> [OBJECTIVE]:
Your task is to extract every line from the material below exactly.
## BEGIN
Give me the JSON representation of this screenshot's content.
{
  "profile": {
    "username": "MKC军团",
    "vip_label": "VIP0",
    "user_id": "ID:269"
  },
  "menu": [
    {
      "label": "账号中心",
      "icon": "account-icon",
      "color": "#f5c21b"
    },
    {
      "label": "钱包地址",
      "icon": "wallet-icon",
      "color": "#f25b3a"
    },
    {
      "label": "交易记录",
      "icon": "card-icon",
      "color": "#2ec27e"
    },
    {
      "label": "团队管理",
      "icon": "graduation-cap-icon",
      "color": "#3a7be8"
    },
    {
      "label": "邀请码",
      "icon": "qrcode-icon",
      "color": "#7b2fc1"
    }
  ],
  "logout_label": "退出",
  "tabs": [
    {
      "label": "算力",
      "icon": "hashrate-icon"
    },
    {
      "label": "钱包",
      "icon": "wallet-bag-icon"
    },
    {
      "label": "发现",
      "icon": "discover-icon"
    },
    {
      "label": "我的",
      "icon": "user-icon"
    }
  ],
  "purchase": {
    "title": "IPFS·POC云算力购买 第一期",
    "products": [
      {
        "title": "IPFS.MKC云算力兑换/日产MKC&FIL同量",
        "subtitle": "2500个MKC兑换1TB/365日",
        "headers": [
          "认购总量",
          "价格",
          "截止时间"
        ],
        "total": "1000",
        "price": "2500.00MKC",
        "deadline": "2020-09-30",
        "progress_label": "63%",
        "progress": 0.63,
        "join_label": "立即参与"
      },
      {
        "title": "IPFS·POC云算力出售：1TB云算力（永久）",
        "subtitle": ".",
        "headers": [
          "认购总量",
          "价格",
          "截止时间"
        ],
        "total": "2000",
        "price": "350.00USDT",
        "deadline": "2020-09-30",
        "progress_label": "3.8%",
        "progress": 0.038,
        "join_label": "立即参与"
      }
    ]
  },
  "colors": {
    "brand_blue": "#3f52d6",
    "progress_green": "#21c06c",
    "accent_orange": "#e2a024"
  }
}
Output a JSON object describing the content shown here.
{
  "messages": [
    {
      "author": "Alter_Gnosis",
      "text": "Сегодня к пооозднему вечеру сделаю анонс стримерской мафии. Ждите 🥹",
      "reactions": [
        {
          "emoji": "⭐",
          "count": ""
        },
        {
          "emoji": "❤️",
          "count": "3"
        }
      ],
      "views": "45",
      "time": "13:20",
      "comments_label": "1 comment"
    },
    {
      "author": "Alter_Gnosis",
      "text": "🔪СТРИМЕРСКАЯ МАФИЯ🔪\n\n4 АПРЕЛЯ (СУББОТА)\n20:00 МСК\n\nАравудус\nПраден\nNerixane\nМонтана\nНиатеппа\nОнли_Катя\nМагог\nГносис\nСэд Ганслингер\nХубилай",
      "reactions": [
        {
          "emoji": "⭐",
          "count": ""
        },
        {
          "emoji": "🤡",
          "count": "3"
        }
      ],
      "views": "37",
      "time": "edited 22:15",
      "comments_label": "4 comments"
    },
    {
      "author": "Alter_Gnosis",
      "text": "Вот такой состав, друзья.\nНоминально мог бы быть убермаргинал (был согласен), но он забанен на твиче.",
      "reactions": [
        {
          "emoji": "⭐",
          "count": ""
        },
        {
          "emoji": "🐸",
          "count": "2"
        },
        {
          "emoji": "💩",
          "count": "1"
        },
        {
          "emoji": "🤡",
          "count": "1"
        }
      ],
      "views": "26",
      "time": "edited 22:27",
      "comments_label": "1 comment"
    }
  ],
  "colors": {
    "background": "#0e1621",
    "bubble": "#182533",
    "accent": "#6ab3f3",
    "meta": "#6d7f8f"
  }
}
## END
> [THE REPLY]:
Give me the JSON representation of this screenshot's content.
{
  "profile": {
    "username": "MKC军团",
    "vip_label": "VIP0",
    "user_id": "ID:269"
  },
  "menu": [
    {
      "label": "账号中心",
      "icon": "account-icon",
      "color": "#f5c21b"
    },
    {
      "label": "钱包地址",
      "icon": "wallet-icon",
      "color": "#f25b3a"
    },
    {
      "label": "交易记录",
      "icon": "card-icon",
      "color": "#2ec27e"
    },
    {
      "label": "团队管理",
      "icon": "graduation-cap-icon",
      "color": "#3a7be8"
    },
    {
      "label": "邀请码",
      "icon": "qrcode-icon",
      "color": "#7b2fc1"
    }
  ],
  "logout_label": "退出",
  "tabs": [
    {
      "label": "算力",
      "icon": "hashrate-icon"
    },
    {
      "label": "钱包",
      "icon": "wallet-bag-icon"
    },
    {
      "label": "发现",
      "icon": "discover-icon"
    },
    {
      "label": "我的",
      "icon": "user-icon"
    }
  ],
  "purchase": {
    "title": "IPFS·POC云算力购买 第一期",
    "products": [
      {
        "title": "IPFS.MKC云算力兑换/日产MKC&FIL同量",
        "subtitle": "2500个MKC兑换1TB/365日",
        "headers": [
          "认购总量",
          "价格",
          "截止时间"
        ],
        "total": "1000",
        "price": "2500.00MKC",
        "deadline": "2020-09-30",
        "progress_label": "63%",
        "progress": 0.63,
        "join_label": "立即参与"
      },
      {
        "title": "IPFS·POC云算力出售：1TB云算力（永久）",
        "subtitle": ".",
        "headers": [
          "认购总量",
          "价格",
          "截止时间"
        ],
        "total": "2000",
        "price": "350.00USDT",
        "deadline": "2020-09-30",
        "progress_label": "3.8%",
        "progress": 0.038,
        "join_label": "立即参与"
      }
    ]
  },
  "colors": {
    "brand_blue": "#3f52d6",
    "progress_green": "#21c06c",
    "accent_orange": "#e2a024"
  }
}
Output a JSON object describing the content shown here.
{
  "messages": [
    {
      "author": "Alter_Gnosis",
      "text": "Сегодня к пооозднему вечеру сделаю анонс стримерской мафии. Ждите 🥹",
      "reactions": [
        {
          "emoji": "⭐",
          "count": ""
        },
        {
          "emoji": "❤️",
          "count": "3"
        }
      ],
      "views": "45",
      "time": "13:20",
      "comments_label": "1 comment"
    },
    {
      "author": "Alter_Gnosis",
      "text": "🔪СТРИМЕРСКАЯ МАФИЯ🔪\n\n4 АПРЕЛЯ (СУББОТА)\n20:00 МСК\n\nАравудус\nПраден\nNerixane\nМонтана\nНиатеппа\nОнли_Катя\nМагог\nГносис\nСэд Ганслингер\nХубилай",
      "reactions": [
        {
          "emoji": "⭐",
          "count": ""
        },
        {
          "emoji": "🤡",
          "count": "3"
        }
      ],
      "views": "37",
      "time": "edited 22:15",
      "comments_label": "4 comments"
    },
    {
      "author": "Alter_Gnosis",
      "text": "Вот такой состав, друзья.\nНоминально мог бы быть убермаргинал (был согласен), но он забанен на твиче.",
      "reactions": [
        {
          "emoji": "⭐",
          "count": ""
        },
        {
          "emoji": "🐸",
          "count": "2"
        },
        {
          "emoji": "💩",
          "count": "1"
        },
        {
          "emoji": "🤡",
          "count": "1"
        }
      ],
      "views": "26",
      "time": "edited 22:27",
      "comments_label": "1 comment"
    }
  ],
  "colors": {
    "background": "#0e1621",
    "bubble": "#182533",
    "accent": "#6ab3f3",
    "meta": "#6d7f8f"
  }
}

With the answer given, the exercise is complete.